_What to work on_
Without the pictures, output the records below word for word.

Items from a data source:

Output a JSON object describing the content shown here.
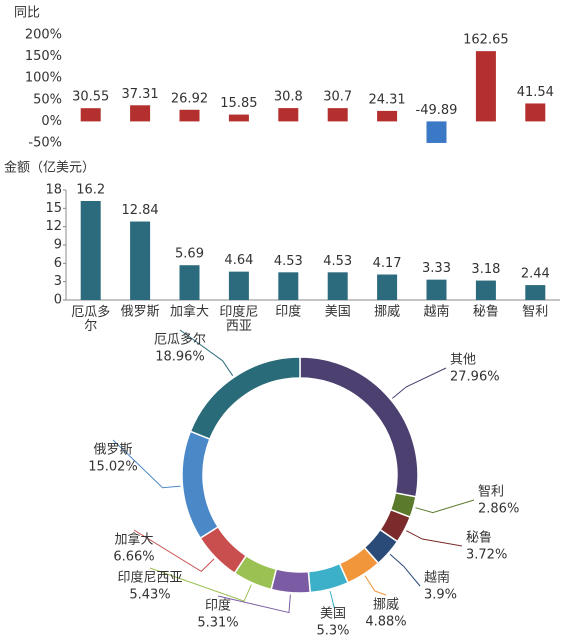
{
  "chart_data": [
    {
      "type": "bar",
      "ylabel": "同比",
      "values": [
        30.55,
        37.31,
        26.92,
        15.85,
        30.8,
        30.7,
        24.31,
        -49.89,
        162.65,
        41.54
      ],
      "color": "#b3302e",
      "negative_color": "#3b78c6",
      "ylim": [
        -50,
        200
      ],
      "yticks": [
        {
          "value": -50,
          "label": "-50%"
        },
        {
          "value": 0,
          "label": "0%"
        },
        {
          "value": 50,
          "label": "50%"
        },
        {
          "value": 100,
          "label": "100%"
        },
        {
          "value": 150,
          "label": "150%"
        },
        {
          "value": 200,
          "label": "200%"
        }
      ]
    },
    {
      "type": "bar",
      "ylabel": "金额（亿美元）",
      "categories": [
        "厄瓜多尔",
        "俄罗斯",
        "加拿大",
        "印度尼西亚",
        "印度",
        "美国",
        "挪威",
        "越南",
        "秘鲁",
        "智利"
      ],
      "values": [
        16.2,
        12.84,
        5.69,
        4.64,
        4.53,
        4.53,
        4.17,
        3.33,
        3.18,
        2.44
      ],
      "color": "#2b6b7d",
      "ylim": [
        0,
        18
      ],
      "yticks": [
        0,
        3,
        6,
        9,
        12,
        15,
        18
      ]
    },
    {
      "type": "donut",
      "categories": [
        "其他",
        "智利",
        "秘鲁",
        "越南",
        "挪威",
        "美国",
        "印度",
        "印度尼西亚",
        "加拿大",
        "俄罗斯",
        "厄瓜多尔"
      ],
      "values": [
        27.96,
        2.86,
        3.72,
        3.9,
        4.88,
        5.3,
        5.31,
        5.43,
        6.66,
        15.02,
        18.96
      ],
      "value_labels": [
        "27.96%",
        "2.86%",
        "3.72%",
        "3.9%",
        "4.88%",
        "5.3%",
        "5.31%",
        "5.43%",
        "6.66%",
        "15.02%",
        "18.96%"
      ],
      "colors": [
        "#4b4070",
        "#5b7a2b",
        "#7b2b2b",
        "#2a4a78",
        "#f2963c",
        "#3bb0c8",
        "#7b5ba3",
        "#9bc153",
        "#c94f4f",
        "#4a88c8",
        "#2a6b79"
      ]
    }
  ]
}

_Answer for this exercise_
Output a JSON object describing the content shown here.
{
  "chart_data": [
    {
      "type": "bar",
      "ylabel": "同比",
      "values": [
        30.55,
        37.31,
        26.92,
        15.85,
        30.8,
        30.7,
        24.31,
        -49.89,
        162.65,
        41.54
      ],
      "color": "#b3302e",
      "negative_color": "#3b78c6",
      "ylim": [
        -50,
        200
      ],
      "yticks": [
        {
          "value": -50,
          "label": "-50%"
        },
        {
          "value": 0,
          "label": "0%"
        },
        {
          "value": 50,
          "label": "50%"
        },
        {
          "value": 100,
          "label": "100%"
        },
        {
          "value": 150,
          "label": "150%"
        },
        {
          "value": 200,
          "label": "200%"
        }
      ]
    },
    {
      "type": "bar",
      "ylabel": "金额（亿美元）",
      "categories": [
        "厄瓜多尔",
        "俄罗斯",
        "加拿大",
        "印度尼西亚",
        "印度",
        "美国",
        "挪威",
        "越南",
        "秘鲁",
        "智利"
      ],
      "values": [
        16.2,
        12.84,
        5.69,
        4.64,
        4.53,
        4.53,
        4.17,
        3.33,
        3.18,
        2.44
      ],
      "color": "#2b6b7d",
      "ylim": [
        0,
        18
      ],
      "yticks": [
        0,
        3,
        6,
        9,
        12,
        15,
        18
      ]
    },
    {
      "type": "donut",
      "categories": [
        "其他",
        "智利",
        "秘鲁",
        "越南",
        "挪威",
        "美国",
        "印度",
        "印度尼西亚",
        "加拿大",
        "俄罗斯",
        "厄瓜多尔"
      ],
      "values": [
        27.96,
        2.86,
        3.72,
        3.9,
        4.88,
        5.3,
        5.31,
        5.43,
        6.66,
        15.02,
        18.96
      ],
      "value_labels": [
        "27.96%",
        "2.86%",
        "3.72%",
        "3.9%",
        "4.88%",
        "5.3%",
        "5.31%",
        "5.43%",
        "6.66%",
        "15.02%",
        "18.96%"
      ],
      "colors": [
        "#4b4070",
        "#5b7a2b",
        "#7b2b2b",
        "#2a4a78",
        "#f2963c",
        "#3bb0c8",
        "#7b5ba3",
        "#9bc153",
        "#c94f4f",
        "#4a88c8",
        "#2a6b79"
      ]
    }
  ]
}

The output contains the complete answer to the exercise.